→ Listed entries
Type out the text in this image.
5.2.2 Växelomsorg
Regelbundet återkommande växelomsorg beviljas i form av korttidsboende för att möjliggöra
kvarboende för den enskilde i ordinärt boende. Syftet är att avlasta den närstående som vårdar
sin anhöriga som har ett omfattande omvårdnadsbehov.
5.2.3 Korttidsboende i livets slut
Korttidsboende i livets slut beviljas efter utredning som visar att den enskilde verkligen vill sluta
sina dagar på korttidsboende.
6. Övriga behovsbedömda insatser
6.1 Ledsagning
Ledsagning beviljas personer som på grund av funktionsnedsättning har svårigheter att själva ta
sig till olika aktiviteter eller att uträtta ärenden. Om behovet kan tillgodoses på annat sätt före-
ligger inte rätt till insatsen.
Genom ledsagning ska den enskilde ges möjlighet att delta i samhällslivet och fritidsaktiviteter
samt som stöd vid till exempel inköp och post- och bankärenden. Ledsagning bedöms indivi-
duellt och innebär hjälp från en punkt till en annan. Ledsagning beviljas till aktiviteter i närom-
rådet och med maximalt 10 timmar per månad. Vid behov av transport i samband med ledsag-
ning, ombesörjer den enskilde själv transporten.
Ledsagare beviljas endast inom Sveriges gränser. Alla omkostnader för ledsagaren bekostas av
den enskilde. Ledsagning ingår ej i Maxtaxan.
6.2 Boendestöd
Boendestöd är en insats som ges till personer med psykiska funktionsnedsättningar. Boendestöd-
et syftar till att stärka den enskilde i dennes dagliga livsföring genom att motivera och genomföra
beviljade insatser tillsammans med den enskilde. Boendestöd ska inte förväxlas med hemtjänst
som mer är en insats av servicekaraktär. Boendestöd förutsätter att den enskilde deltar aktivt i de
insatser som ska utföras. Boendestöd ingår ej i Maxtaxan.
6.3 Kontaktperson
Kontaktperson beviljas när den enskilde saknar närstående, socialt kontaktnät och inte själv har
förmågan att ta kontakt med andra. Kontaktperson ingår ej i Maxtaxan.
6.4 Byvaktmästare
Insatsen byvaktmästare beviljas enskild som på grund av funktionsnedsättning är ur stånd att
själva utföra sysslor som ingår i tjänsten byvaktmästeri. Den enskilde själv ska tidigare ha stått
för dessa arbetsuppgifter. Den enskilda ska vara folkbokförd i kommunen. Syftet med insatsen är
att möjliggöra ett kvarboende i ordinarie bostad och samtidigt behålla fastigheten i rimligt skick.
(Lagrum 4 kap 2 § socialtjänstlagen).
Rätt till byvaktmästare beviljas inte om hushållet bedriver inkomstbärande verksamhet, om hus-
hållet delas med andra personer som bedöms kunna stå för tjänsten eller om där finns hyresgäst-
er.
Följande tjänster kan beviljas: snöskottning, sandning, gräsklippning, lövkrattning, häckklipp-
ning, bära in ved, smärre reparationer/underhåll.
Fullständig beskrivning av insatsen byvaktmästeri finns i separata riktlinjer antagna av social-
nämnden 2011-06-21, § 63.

→ Problem requirements
For each line above that includes the word "grund", make a copy of that line.

→ Written response
Ledsagning beviljas personer som på grund av funktionsnedsättning har svårigheter att själva ta
Insatsen byvaktmästare beviljas enskild som på grund av funktionsnedsättning är ur stånd att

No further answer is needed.